== SHORT EXERCISE ==
Please find all lines in the data that hold the string "title" and copy them.

Entries from a visual dataset:
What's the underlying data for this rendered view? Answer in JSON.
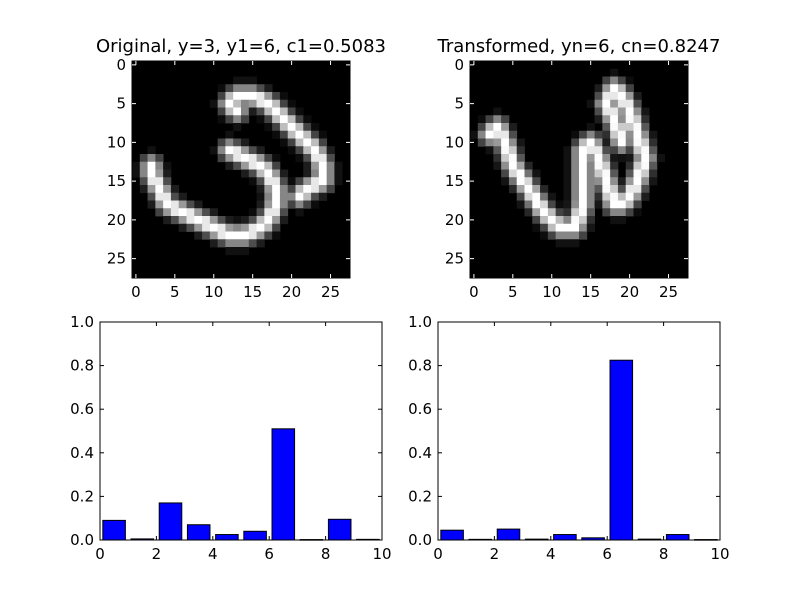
{
  "figure": {
    "background": "#ffffff",
    "bar_color": "#0000ff",
    "edge_color": "#000000"
  },
  "chart_data": [
    {
      "type": "heatmap",
      "title": "Original, y=3, y1=6, c1=0.5083",
      "colormap": "gray",
      "shape": [
        28,
        28
      ],
      "xlim": [
        0,
        27
      ],
      "ylim": [
        27,
        0
      ],
      "xticks": [
        0,
        5,
        10,
        15,
        20,
        25
      ],
      "yticks": [
        0,
        5,
        10,
        15,
        20,
        25
      ],
      "strokes": [
        {
          "points": [
            [
              13,
              4
            ],
            [
              15,
              4
            ],
            [
              17,
              5
            ],
            [
              19,
              7
            ],
            [
              21,
              9
            ],
            [
              23,
              11
            ],
            [
              24,
              13
            ],
            [
              24,
              15
            ],
            [
              22,
              16
            ],
            [
              21,
              17
            ]
          ]
        },
        {
          "points": [
            [
              12,
              11
            ],
            [
              14,
              12
            ],
            [
              16,
              13
            ],
            [
              17,
              14
            ],
            [
              18,
              16
            ],
            [
              18,
              18
            ],
            [
              17,
              20
            ],
            [
              16,
              21
            ],
            [
              14,
              22
            ],
            [
              12,
              22
            ],
            [
              10,
              21
            ],
            [
              8,
              20
            ],
            [
              6,
              19
            ],
            [
              4,
              18
            ],
            [
              3,
              16
            ],
            [
              2,
              14
            ],
            [
              2,
              13
            ]
          ]
        },
        {
          "points": [
            [
              13,
              4
            ],
            [
              12,
              5
            ],
            [
              13,
              6
            ]
          ]
        }
      ]
    },
    {
      "type": "heatmap",
      "title": "Transformed, yn=6, cn=0.8247",
      "colormap": "gray",
      "shape": [
        28,
        28
      ],
      "xlim": [
        0,
        27
      ],
      "ylim": [
        27,
        0
      ],
      "xticks": [
        0,
        5,
        10,
        15,
        20,
        25
      ],
      "yticks": [
        0,
        5,
        10,
        15,
        20,
        25
      ],
      "strokes": [
        {
          "points": [
            [
              2,
              9
            ],
            [
              3,
              8
            ],
            [
              4,
              10
            ],
            [
              5,
              13
            ],
            [
              7,
              16
            ],
            [
              9,
              19
            ],
            [
              11,
              21
            ],
            [
              13,
              21
            ],
            [
              14,
              18
            ],
            [
              14,
              14
            ],
            [
              14,
              11
            ],
            [
              15,
              10
            ],
            [
              16,
              12
            ],
            [
              17,
              15
            ],
            [
              18,
              18
            ],
            [
              19,
              18
            ],
            [
              20,
              17
            ],
            [
              21,
              15
            ],
            [
              22,
              12
            ],
            [
              21,
              9
            ],
            [
              20,
              6
            ],
            [
              19,
              4
            ],
            [
              18,
              3
            ],
            [
              17,
              5
            ],
            [
              18,
              7
            ],
            [
              19,
              10
            ]
          ]
        }
      ]
    },
    {
      "type": "bar",
      "categories": [
        0,
        1,
        2,
        3,
        4,
        5,
        6,
        7,
        8,
        9
      ],
      "values": [
        0.09,
        0.005,
        0.17,
        0.07,
        0.025,
        0.04,
        0.51,
        0.002,
        0.095,
        0.003
      ],
      "xlim": [
        0,
        10
      ],
      "ylim": [
        0,
        1.0
      ],
      "xticks": [
        0,
        2,
        4,
        6,
        8,
        10
      ],
      "yticks": [
        0.0,
        0.2,
        0.4,
        0.6,
        0.8,
        1.0
      ],
      "ytick_labels": [
        "0.0",
        "0.2",
        "0.4",
        "0.6",
        "0.8",
        "1.0"
      ],
      "bar_width": 0.8
    },
    {
      "type": "bar",
      "categories": [
        0,
        1,
        2,
        3,
        4,
        5,
        6,
        7,
        8,
        9
      ],
      "values": [
        0.045,
        0.003,
        0.05,
        0.004,
        0.025,
        0.01,
        0.8247,
        0.004,
        0.025,
        0.002
      ],
      "xlim": [
        0,
        10
      ],
      "ylim": [
        0,
        1.0
      ],
      "xticks": [
        0,
        2,
        4,
        6,
        8,
        10
      ],
      "yticks": [
        0.0,
        0.2,
        0.4,
        0.6,
        0.8,
        1.0
      ],
      "ytick_labels": [
        "0.0",
        "0.2",
        "0.4",
        "0.6",
        "0.8",
        "1.0"
      ],
      "bar_width": 0.8
    }
  ]
}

== SOLUTION ==
      "title": "Original, y=3, y1=6, c1=0.5083",
      "title": "Transformed, yn=6, cn=0.8247",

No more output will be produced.